→ **Work to do**: Each entry below must be repeated word for word.
• • •
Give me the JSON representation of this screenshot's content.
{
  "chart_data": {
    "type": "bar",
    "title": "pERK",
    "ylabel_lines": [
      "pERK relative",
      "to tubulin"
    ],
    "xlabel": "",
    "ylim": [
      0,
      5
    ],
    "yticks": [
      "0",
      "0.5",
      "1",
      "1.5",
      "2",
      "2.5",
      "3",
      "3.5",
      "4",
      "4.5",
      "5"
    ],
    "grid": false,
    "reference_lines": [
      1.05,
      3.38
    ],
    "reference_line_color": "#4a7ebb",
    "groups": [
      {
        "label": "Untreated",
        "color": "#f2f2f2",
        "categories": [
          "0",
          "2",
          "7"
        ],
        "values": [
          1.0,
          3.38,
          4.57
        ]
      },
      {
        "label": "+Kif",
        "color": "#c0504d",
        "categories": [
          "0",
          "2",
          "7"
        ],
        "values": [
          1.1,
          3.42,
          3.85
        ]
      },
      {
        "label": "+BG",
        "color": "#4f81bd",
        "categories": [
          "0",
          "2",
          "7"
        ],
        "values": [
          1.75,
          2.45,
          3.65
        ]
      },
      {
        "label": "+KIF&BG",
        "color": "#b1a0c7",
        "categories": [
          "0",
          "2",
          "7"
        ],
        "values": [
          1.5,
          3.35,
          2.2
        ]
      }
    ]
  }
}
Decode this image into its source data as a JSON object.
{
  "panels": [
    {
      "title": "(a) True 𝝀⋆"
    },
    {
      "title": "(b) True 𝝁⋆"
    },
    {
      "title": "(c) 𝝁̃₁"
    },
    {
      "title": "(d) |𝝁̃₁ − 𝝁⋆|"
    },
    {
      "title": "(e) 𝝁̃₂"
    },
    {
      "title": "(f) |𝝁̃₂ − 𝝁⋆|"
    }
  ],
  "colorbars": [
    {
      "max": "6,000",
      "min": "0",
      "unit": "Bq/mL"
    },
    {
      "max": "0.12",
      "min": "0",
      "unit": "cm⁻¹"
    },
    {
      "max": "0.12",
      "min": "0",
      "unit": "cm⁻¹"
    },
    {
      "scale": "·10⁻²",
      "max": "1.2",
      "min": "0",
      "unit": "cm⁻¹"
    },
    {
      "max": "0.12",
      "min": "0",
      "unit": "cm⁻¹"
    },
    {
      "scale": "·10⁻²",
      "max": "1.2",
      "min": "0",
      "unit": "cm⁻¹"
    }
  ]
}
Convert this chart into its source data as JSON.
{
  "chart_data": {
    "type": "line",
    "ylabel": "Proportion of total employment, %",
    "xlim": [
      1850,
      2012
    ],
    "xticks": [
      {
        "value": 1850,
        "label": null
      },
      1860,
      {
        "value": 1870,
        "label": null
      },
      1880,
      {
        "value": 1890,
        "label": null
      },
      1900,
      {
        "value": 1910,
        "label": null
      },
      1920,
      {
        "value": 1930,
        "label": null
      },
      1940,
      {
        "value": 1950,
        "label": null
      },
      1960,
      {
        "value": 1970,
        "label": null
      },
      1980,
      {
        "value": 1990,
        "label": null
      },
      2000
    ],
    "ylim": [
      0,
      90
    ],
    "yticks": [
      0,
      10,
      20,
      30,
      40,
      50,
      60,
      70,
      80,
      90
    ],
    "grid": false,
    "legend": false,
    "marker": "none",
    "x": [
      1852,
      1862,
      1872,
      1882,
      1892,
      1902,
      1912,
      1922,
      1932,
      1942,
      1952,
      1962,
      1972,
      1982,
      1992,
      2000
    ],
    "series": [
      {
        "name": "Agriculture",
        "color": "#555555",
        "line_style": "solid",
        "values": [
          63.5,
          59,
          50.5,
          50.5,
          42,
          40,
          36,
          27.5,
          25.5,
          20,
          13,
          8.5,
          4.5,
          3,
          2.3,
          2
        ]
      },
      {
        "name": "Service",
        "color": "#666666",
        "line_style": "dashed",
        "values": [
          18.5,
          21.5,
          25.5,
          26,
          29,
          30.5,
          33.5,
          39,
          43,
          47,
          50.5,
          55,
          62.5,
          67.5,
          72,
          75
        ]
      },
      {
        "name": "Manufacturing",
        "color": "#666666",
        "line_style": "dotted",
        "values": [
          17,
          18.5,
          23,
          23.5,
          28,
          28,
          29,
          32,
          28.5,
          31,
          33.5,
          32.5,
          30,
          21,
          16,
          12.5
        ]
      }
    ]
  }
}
• • •
→ **Written response**:
Give me the JSON representation of this screenshot's content.
{
  "chart_data": {
    "type": "bar",
    "title": "pERK",
    "ylabel_lines": [
      "pERK relative",
      "to tubulin"
    ],
    "xlabel": "",
    "ylim": [
      0,
      5
    ],
    "yticks": [
      "0",
      "0.5",
      "1",
      "1.5",
      "2",
      "2.5",
      "3",
      "3.5",
      "4",
      "4.5",
      "5"
    ],
    "grid": false,
    "reference_lines": [
      1.05,
      3.38
    ],
    "reference_line_color": "#4a7ebb",
    "groups": [
      {
        "label": "Untreated",
        "color": "#f2f2f2",
        "categories": [
          "0",
          "2",
          "7"
        ],
        "values": [
          1.0,
          3.38,
          4.57
        ]
      },
      {
        "label": "+Kif",
        "color": "#c0504d",
        "categories": [
          "0",
          "2",
          "7"
        ],
        "values": [
          1.1,
          3.42,
          3.85
        ]
      },
      {
        "label": "+BG",
        "color": "#4f81bd",
        "categories": [
          "0",
          "2",
          "7"
        ],
        "values": [
          1.75,
          2.45,
          3.65
        ]
      },
      {
        "label": "+KIF&BG",
        "color": "#b1a0c7",
        "categories": [
          "0",
          "2",
          "7"
        ],
        "values": [
          1.5,
          3.35,
          2.2
        ]
      }
    ]
  }
}
Decode this image into its source data as a JSON object.
{
  "panels": [
    {
      "title": "(a) True 𝝀⋆"
    },
    {
      "title": "(b) True 𝝁⋆"
    },
    {
      "title": "(c) 𝝁̃₁"
    },
    {
      "title": "(d) |𝝁̃₁ − 𝝁⋆|"
    },
    {
      "title": "(e) 𝝁̃₂"
    },
    {
      "title": "(f) |𝝁̃₂ − 𝝁⋆|"
    }
  ],
  "colorbars": [
    {
      "max": "6,000",
      "min": "0",
      "unit": "Bq/mL"
    },
    {
      "max": "0.12",
      "min": "0",
      "unit": "cm⁻¹"
    },
    {
      "max": "0.12",
      "min": "0",
      "unit": "cm⁻¹"
    },
    {
      "scale": "·10⁻²",
      "max": "1.2",
      "min": "0",
      "unit": "cm⁻¹"
    },
    {
      "max": "0.12",
      "min": "0",
      "unit": "cm⁻¹"
    },
    {
      "scale": "·10⁻²",
      "max": "1.2",
      "min": "0",
      "unit": "cm⁻¹"
    }
  ]
}
Convert this chart into its source data as JSON.
{
  "chart_data": {
    "type": "line",
    "ylabel": "Proportion of total employment, %",
    "xlim": [
      1850,
      2012
    ],
    "xticks": [
      {
        "value": 1850,
        "label": null
      },
      1860,
      {
        "value": 1870,
        "label": null
      },
      1880,
      {
        "value": 1890,
        "label": null
      },
      1900,
      {
        "value": 1910,
        "label": null
      },
      1920,
      {
        "value": 1930,
        "label": null
      },
      1940,
      {
        "value": 1950,
        "label": null
      },
      1960,
      {
        "value": 1970,
        "label": null
      },
      1980,
      {
        "value": 1990,
        "label": null
      },
      2000
    ],
    "ylim": [
      0,
      90
    ],
    "yticks": [
      0,
      10,
      20,
      30,
      40,
      50,
      60,
      70,
      80,
      90
    ],
    "grid": false,
    "legend": false,
    "marker": "none",
    "x": [
      1852,
      1862,
      1872,
      1882,
      1892,
      1902,
      1912,
      1922,
      1932,
      1942,
      1952,
      1962,
      1972,
      1982,
      1992,
      2000
    ],
    "series": [
      {
        "name": "Agriculture",
        "color": "#555555",
        "line_style": "solid",
        "values": [
          63.5,
          59,
          50.5,
          50.5,
          42,
          40,
          36,
          27.5,
          25.5,
          20,
          13,
          8.5,
          4.5,
          3,
          2.3,
          2
        ]
      },
      {
        "name": "Service",
        "color": "#666666",
        "line_style": "dashed",
        "values": [
          18.5,
          21.5,
          25.5,
          26,
          29,
          30.5,
          33.5,
          39,
          43,
          47,
          50.5,
          55,
          62.5,
          67.5,
          72,
          75
        ]
      },
      {
        "name": "Manufacturing",
        "color": "#666666",
        "line_style": "dotted",
        "values": [
          17,
          18.5,
          23,
          23.5,
          28,
          28,
          29,
          32,
          28.5,
          31,
          33.5,
          32.5,
          30,
          21,
          16,
          12.5
        ]
      }
    ]
  }
}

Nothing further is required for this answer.